SET PROBLEM —
Rewrite the lines from the one containing "- driver-header-BOT: 1.26.1830" through the one containing "- driver-time-RUS: 1.25.230: [85, 30, 125, 39]", both included, swapping "title-area" for "chart-heading" and keeping everything else the same.

Dataset entries
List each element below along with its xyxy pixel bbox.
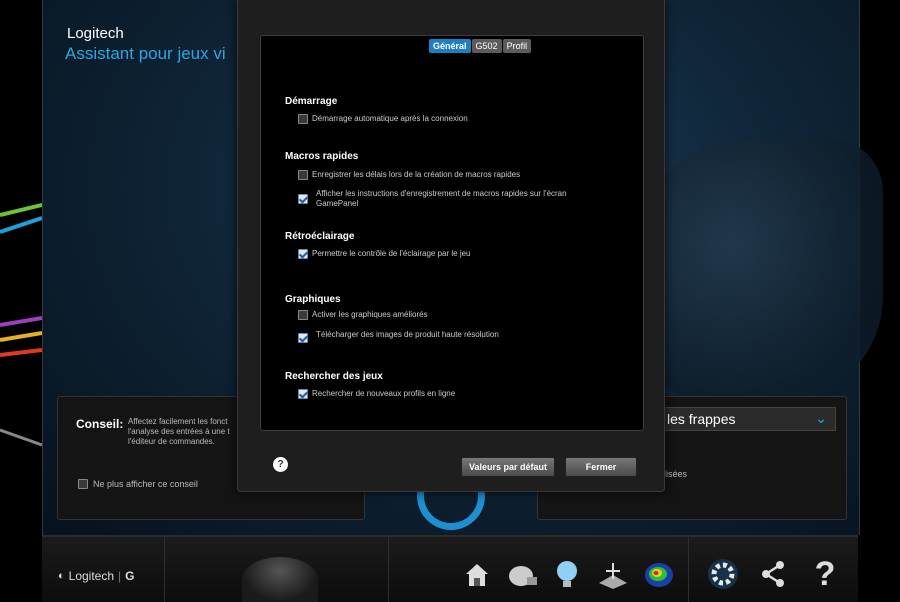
search-profiles-checkbox[interactable] — [298, 389, 308, 399]
macro-instructions-label: Afficher les instructions d'enregistreme… — [316, 189, 567, 208]
game-lighting-label: Permettre le contrôle de l'éclairage par… — [312, 249, 471, 258]
divider — [688, 537, 689, 602]
share-icon[interactable] — [756, 557, 790, 591]
section-graphics-title: Graphiques — [285, 294, 341, 305]
logitech-logo-icon: ◐ — [58, 570, 65, 582]
defaults-button[interactable]: Valeurs par défaut — [461, 457, 555, 477]
settings-dialog: Général G502 Profil Démarrage Démarrage … — [237, 0, 665, 492]
hires-images-label: Télécharger des images de produit haute … — [316, 330, 499, 339]
hires-images-checkbox[interactable] — [298, 333, 308, 343]
logo-text: Logitech — [68, 569, 115, 583]
device-image — [633, 140, 883, 400]
app-subtitle: Assistant pour jeux vi — [65, 44, 226, 63]
hide-tip-checkbox-box[interactable] — [78, 479, 88, 489]
device-thumbnail[interactable] — [242, 557, 318, 602]
section-backlight-title: Rétroéclairage — [285, 231, 355, 242]
tab-profile[interactable]: Profil — [502, 39, 532, 53]
auto-start-checkbox[interactable] — [298, 114, 308, 124]
chevron-down-icon: ⌄ — [815, 410, 827, 426]
option-record-delays[interactable]: Enregistrer les délais lors de la créati… — [298, 170, 520, 180]
section-macros-title: Macros rapides — [285, 151, 359, 162]
help-question-icon[interactable]: ? — [808, 555, 842, 593]
hide-tip-checkbox[interactable]: Ne plus afficher ce conseil — [78, 479, 198, 489]
enhanced-graphics-label: Activer les graphiques améliorés — [312, 310, 428, 319]
close-button[interactable]: Fermer — [565, 457, 637, 477]
decorative-color-lines — [0, 203, 42, 447]
record-delays-label: Enregistrer les délais lors de la créati… — [312, 170, 521, 179]
search-profiles-label: Rechercher de nouveaux profils en ligne — [312, 389, 456, 398]
home-icon[interactable] — [460, 557, 494, 591]
surface-tuning-icon[interactable] — [596, 557, 630, 591]
divider — [164, 537, 165, 602]
section-games-title: Rechercher des jeux — [285, 371, 383, 382]
hide-tip-label: Ne plus afficher ce conseil — [93, 479, 198, 489]
option-hires-images[interactable]: Télécharger des images de produit haute … — [298, 330, 499, 343]
game-lighting-checkbox[interactable] — [298, 249, 308, 259]
tab-general[interactable]: Général — [429, 39, 471, 53]
customize-buttons-icon[interactable] — [506, 557, 540, 591]
record-delays-checkbox[interactable] — [298, 170, 308, 180]
option-auto-start[interactable]: Démarrage automatique après la connexion — [298, 114, 468, 124]
tip-label: Conseil: — [76, 417, 124, 431]
divider — [388, 537, 389, 602]
app-brand: Logitech — [67, 25, 124, 42]
option-game-lighting[interactable]: Permettre le contrôle de l'éclairage par… — [298, 249, 471, 259]
section-startup-title: Démarrage — [285, 96, 338, 107]
lighting-icon[interactable] — [550, 557, 584, 591]
bottom-toolbar: ◐ Logitech | G ? — [42, 535, 858, 602]
logitech-logo: ◐ Logitech | G — [58, 569, 135, 583]
heatmap-icon[interactable] — [642, 557, 676, 591]
settings-tabs: Général G502 Profil — [429, 39, 532, 53]
settings-content: Général G502 Profil Démarrage Démarrage … — [260, 35, 644, 431]
option-search-profiles[interactable]: Rechercher de nouveaux profils en ligne — [298, 389, 455, 399]
mode-select[interactable]: les frappes ⌄ — [662, 407, 836, 431]
right-panel-text: ilisées — [662, 469, 688, 479]
settings-gear-icon[interactable] — [706, 557, 740, 591]
macro-instructions-checkbox[interactable] — [298, 194, 308, 204]
auto-start-label: Démarrage automatique après la connexion — [312, 114, 468, 123]
enhanced-graphics-checkbox[interactable] — [298, 310, 308, 320]
option-enhanced-graphics[interactable]: Activer les graphiques améliorés — [298, 310, 428, 320]
mode-select-value: les frappes — [667, 411, 736, 427]
logo-g: G — [125, 569, 135, 583]
tab-g502[interactable]: G502 — [471, 39, 502, 53]
help-button[interactable]: ? — [273, 457, 288, 472]
option-macro-instructions[interactable]: Afficher les instructions d'enregistreme… — [298, 189, 598, 209]
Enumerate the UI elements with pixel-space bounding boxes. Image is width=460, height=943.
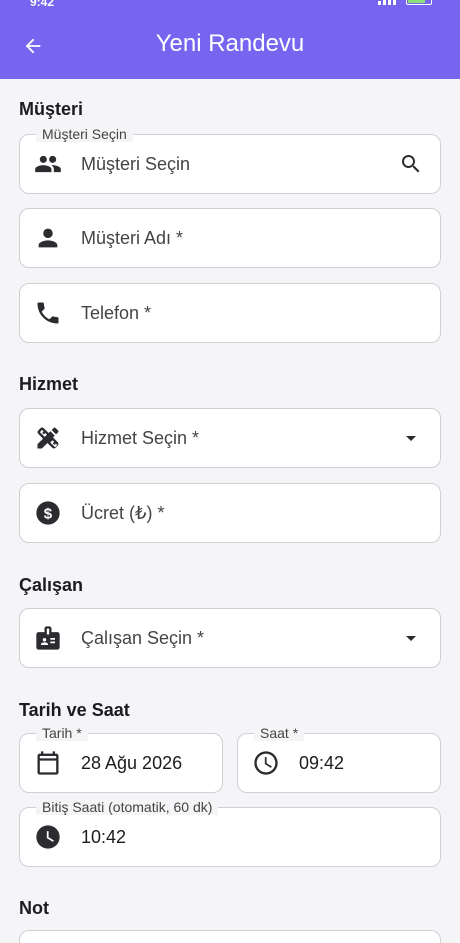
note-field[interactable] <box>19 930 441 943</box>
money-icon: $ <box>34 499 62 527</box>
price-field[interactable]: $ Ücret (₺) * <box>19 483 441 543</box>
end-time-label: Bitiş Saati (otomatik, 60 dk) <box>36 799 219 815</box>
calendar-icon <box>34 749 62 777</box>
customer-name-placeholder: Müşteri Adı * <box>81 227 184 248</box>
status-icons <box>378 0 432 5</box>
service-select-dropdown[interactable]: Hizmet Seçin * <box>19 408 441 468</box>
signal-icon <box>378 0 400 5</box>
status-time: 9:42 <box>30 0 55 9</box>
person-icon <box>34 224 62 252</box>
battery-icon <box>406 0 432 5</box>
date-field[interactable]: Tarih * 28 Ağu 2026 <box>19 725 223 793</box>
dropdown-arrow-icon[interactable] <box>398 625 424 651</box>
badge-icon <box>34 624 62 652</box>
employee-select-dropdown[interactable]: Çalışan Seçin * <box>19 608 441 668</box>
date-label: Tarih * <box>36 725 88 741</box>
section-title-hizmet: Hizmet <box>19 374 79 394</box>
phone-placeholder: Telefon * <box>81 302 152 323</box>
customer-select-label: Müşteri Seçin <box>36 126 133 142</box>
search-icon[interactable] <box>398 151 424 177</box>
time-field[interactable]: Saat * 09:42 <box>237 725 441 793</box>
dropdown-arrow-icon[interactable] <box>398 425 424 451</box>
customer-select-placeholder: Müşteri Seçin <box>81 153 191 174</box>
end-time-value: 10:42 <box>81 826 127 847</box>
service-select-placeholder: Hizmet Seçin * <box>81 427 200 448</box>
phone-icon <box>34 299 62 327</box>
clock-filled-icon <box>34 823 62 851</box>
section-title-musteri: Müşteri <box>19 99 84 119</box>
end-time-field[interactable]: Bitiş Saati (otomatik, 60 dk) 10:42 <box>19 799 441 867</box>
time-value: 09:42 <box>299 752 345 773</box>
app-bar: 9:42 Yeni Randevu <box>0 0 460 79</box>
date-value: 28 Ağu 2026 <box>81 752 183 773</box>
phone-field[interactable]: Telefon * <box>19 283 441 343</box>
status-bar: 9:42 <box>0 0 460 12</box>
employee-select-placeholder: Çalışan Seçin * <box>81 627 205 648</box>
design-services-icon <box>34 424 62 452</box>
price-placeholder: Ücret (₺) * <box>81 502 165 523</box>
page-title: Yeni Randevu <box>155 30 305 57</box>
people-icon <box>34 150 62 178</box>
customer-select-field[interactable]: Müşteri Seçin Müşteri Seçin <box>19 126 441 194</box>
section-title-tarih-saat: Tarih ve Saat <box>19 700 130 720</box>
section-title-calisan: Çalışan <box>19 575 84 595</box>
svg-text:$: $ <box>44 505 53 522</box>
clock-outline-icon <box>252 749 280 777</box>
time-label: Saat * <box>254 725 305 741</box>
section-title-not: Not <box>19 898 49 918</box>
customer-name-field[interactable]: Müşteri Adı * <box>19 208 441 268</box>
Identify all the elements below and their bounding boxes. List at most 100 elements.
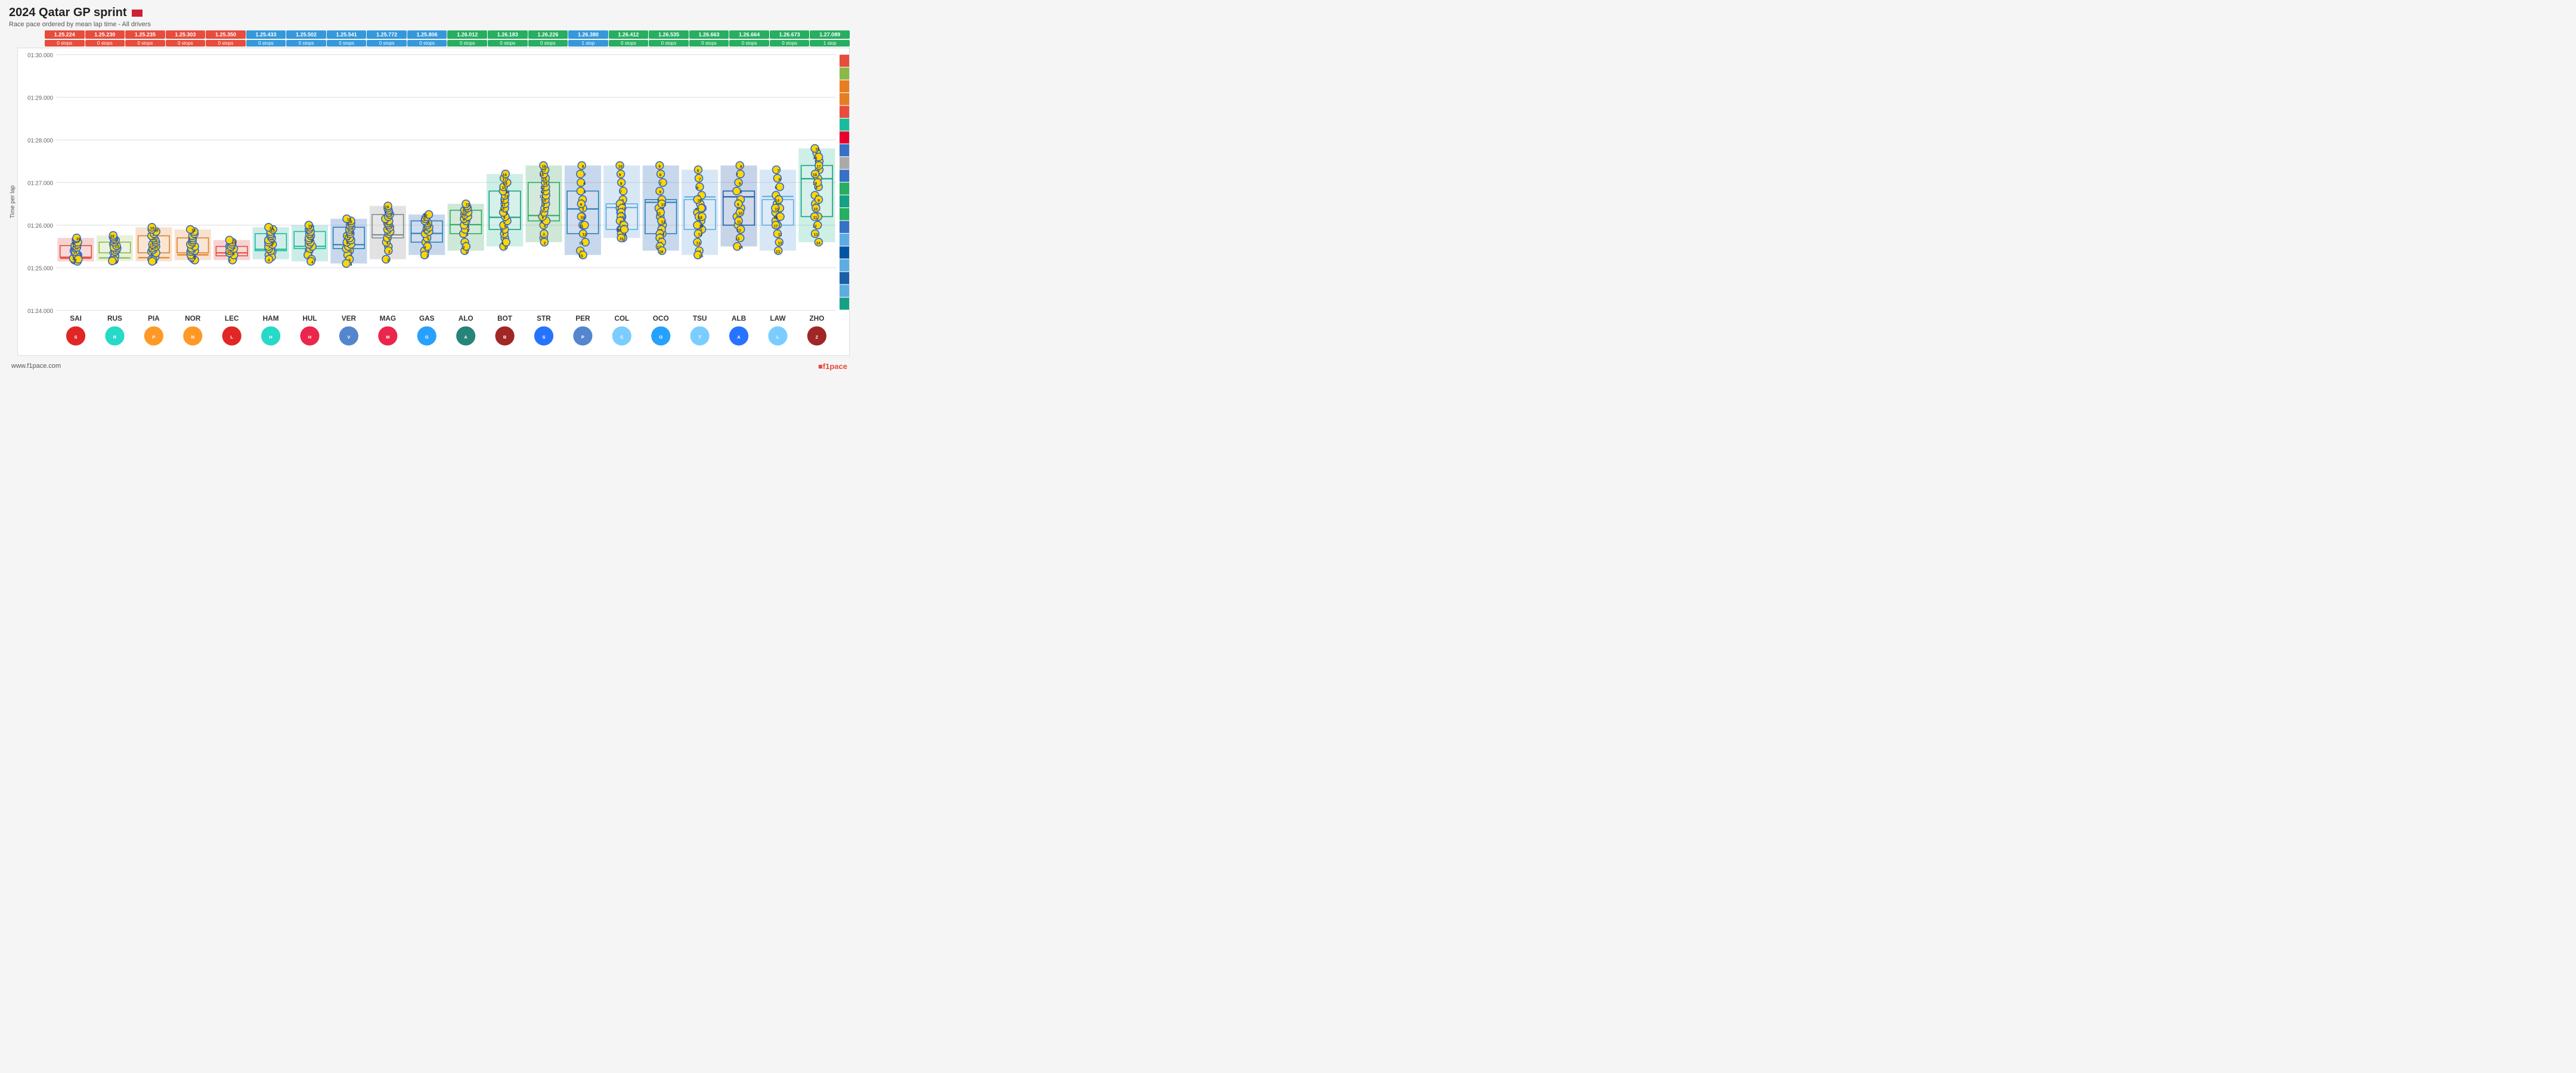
- driver-header-BOT: 1.26.1830 stops: [488, 30, 528, 46]
- title-area: 2024 Qatar GP sprint: [9, 6, 850, 20]
- svg-text:15: 15: [232, 239, 237, 243]
- svg-text:S: S: [75, 334, 78, 340]
- svg-text:4: 4: [268, 259, 270, 263]
- svg-text:BOT: BOT: [497, 315, 513, 322]
- svg-text:15: 15: [579, 254, 584, 258]
- driver-time-RUS: 1.25.230: [85, 30, 125, 39]
- svg-text:2: 2: [387, 259, 389, 263]
- svg-text:A: A: [464, 334, 467, 340]
- driver-stops-ZHO: 1 stop: [810, 40, 850, 46]
- svg-text:01:24.000: 01:24.000: [27, 308, 53, 315]
- y-axis-title: Time per lap: [10, 185, 17, 218]
- svg-text:16: 16: [270, 227, 274, 231]
- driver-header-NOR: 1.25.3030 stops: [166, 30, 206, 46]
- svg-text:01:30.000: 01:30.000: [27, 52, 53, 59]
- svg-text:15: 15: [620, 237, 624, 241]
- svg-text:15: 15: [699, 254, 704, 258]
- svg-text:5: 5: [740, 190, 742, 194]
- svg-text:13: 13: [504, 194, 509, 199]
- driver-stops-BOT: 0 stops: [488, 40, 528, 46]
- svg-text:A: A: [737, 334, 741, 340]
- svg-text:10: 10: [738, 212, 743, 216]
- svg-text:19: 19: [150, 227, 155, 231]
- svg-text:COL: COL: [614, 315, 629, 322]
- svg-text:V: V: [347, 334, 350, 340]
- svg-text:6: 6: [467, 224, 470, 228]
- svg-text:7: 7: [736, 173, 738, 178]
- svg-text:12: 12: [778, 241, 783, 246]
- driver-time-LEC: 1.25.350: [206, 30, 246, 39]
- svg-text:15: 15: [815, 148, 820, 152]
- svg-text:7: 7: [620, 190, 622, 194]
- svg-text:3: 3: [463, 246, 465, 250]
- svg-text:Z: Z: [816, 334, 819, 340]
- driver-header-ALB: 1.26.6640 stops: [729, 30, 769, 46]
- driver-header-HUL: 1.25.5020 stops: [286, 30, 326, 46]
- svg-text:P: P: [581, 334, 584, 340]
- svg-text:22: 22: [617, 229, 622, 233]
- svg-text:18: 18: [541, 165, 546, 169]
- page-wrapper: 2024 Qatar GP sprintRace pace ordered by…: [0, 0, 859, 376]
- svg-text:10: 10: [618, 165, 623, 169]
- driver-header-TSU: 1.26.6630 stops: [689, 30, 729, 46]
- driver-time-NOR: 1.25.303: [166, 30, 206, 39]
- driver-header-LAW: 1.26.6730 stops: [770, 30, 810, 46]
- svg-text:7: 7: [584, 173, 586, 178]
- svg-text:P: P: [152, 334, 155, 340]
- driver-header-PER: 1.26.3801 stop: [568, 30, 608, 46]
- svg-text:6: 6: [660, 190, 662, 194]
- driver-time-VER: 1.25.541: [327, 30, 367, 39]
- svg-text:GAS: GAS: [419, 315, 435, 322]
- driver-stops-GAS: 0 stops: [407, 40, 447, 46]
- svg-text:18: 18: [110, 235, 115, 239]
- svg-text:6: 6: [583, 182, 586, 186]
- svg-text:7: 7: [660, 182, 662, 186]
- flag-icon: [132, 10, 143, 17]
- svg-text:9: 9: [506, 212, 508, 216]
- svg-text:13: 13: [696, 241, 701, 246]
- svg-text:18: 18: [659, 250, 664, 254]
- driver-time-ZHO: 1.27.089: [810, 30, 850, 39]
- footer-url: www.f1pace.com: [11, 362, 61, 370]
- svg-text:3: 3: [388, 250, 391, 254]
- driver-stops-MAG: 0 stops: [367, 40, 407, 46]
- svg-text:ZHO: ZHO: [809, 315, 824, 322]
- svg-text:STR: STR: [537, 315, 551, 322]
- driver-time-SAI: 1.25.224: [45, 30, 85, 39]
- svg-text:4: 4: [424, 246, 426, 250]
- driver-stops-HAM: 0 stops: [246, 40, 286, 46]
- svg-text:3: 3: [501, 241, 504, 246]
- driver-header-LEC: 1.25.3500 stops: [206, 30, 246, 46]
- svg-text:16: 16: [773, 216, 778, 220]
- svg-text:C: C: [620, 334, 624, 340]
- driver-header-COL: 1.26.4120 stops: [609, 30, 649, 46]
- svg-text:15: 15: [466, 203, 470, 207]
- driver-time-BOT: 1.26.183: [488, 30, 528, 39]
- svg-text:HUL: HUL: [302, 315, 317, 322]
- svg-text:01:26.000: 01:26.000: [27, 223, 53, 230]
- driver-header-RUS: 1.25.2300 stops: [85, 30, 125, 46]
- svg-text:15: 15: [775, 207, 779, 212]
- svg-text:5: 5: [467, 229, 469, 233]
- svg-text:3: 3: [543, 233, 545, 237]
- svg-text:17: 17: [816, 165, 821, 169]
- svg-text:10: 10: [580, 216, 585, 220]
- driver-header-PIA: 1.25.2350 stops: [125, 30, 165, 46]
- y-axis-title-wrapper: Time per lap: [9, 48, 17, 356]
- driver-time-GAS: 1.25.806: [407, 30, 447, 39]
- svg-text:9: 9: [75, 259, 77, 263]
- svg-text:11: 11: [737, 220, 741, 224]
- svg-text:17: 17: [773, 224, 778, 228]
- svg-text:16: 16: [813, 156, 818, 160]
- svg-text:18: 18: [191, 229, 196, 233]
- driver-stops-PER: 1 stop: [568, 40, 608, 46]
- svg-text:5: 5: [116, 260, 118, 264]
- svg-text:4: 4: [311, 261, 314, 265]
- svg-text:6: 6: [696, 186, 699, 190]
- svg-text:VER: VER: [342, 315, 357, 322]
- svg-text:8: 8: [660, 173, 662, 178]
- svg-text:LEC: LEC: [225, 315, 239, 322]
- svg-text:4: 4: [466, 233, 469, 237]
- subtitle: Race pace ordered by mean lap time - All…: [9, 21, 850, 28]
- svg-text:13: 13: [776, 250, 781, 254]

PROBLEM SOLUTION —
- driver-header-BOT: 1.26.1830 stops: [488, 30, 528, 46]
- chart-heading: 2024 Qatar GP sprint: [9, 6, 850, 20]
- svg-text:15: 15: [232, 239, 237, 243]
- svg-text:S: S: [75, 334, 78, 340]
- svg-text:4: 4: [268, 259, 270, 263]
- svg-text:BOT: BOT: [497, 315, 513, 322]
- svg-text:15: 15: [579, 254, 584, 258]
- driver-time-RUS: 1.25.230: [85, 30, 125, 39]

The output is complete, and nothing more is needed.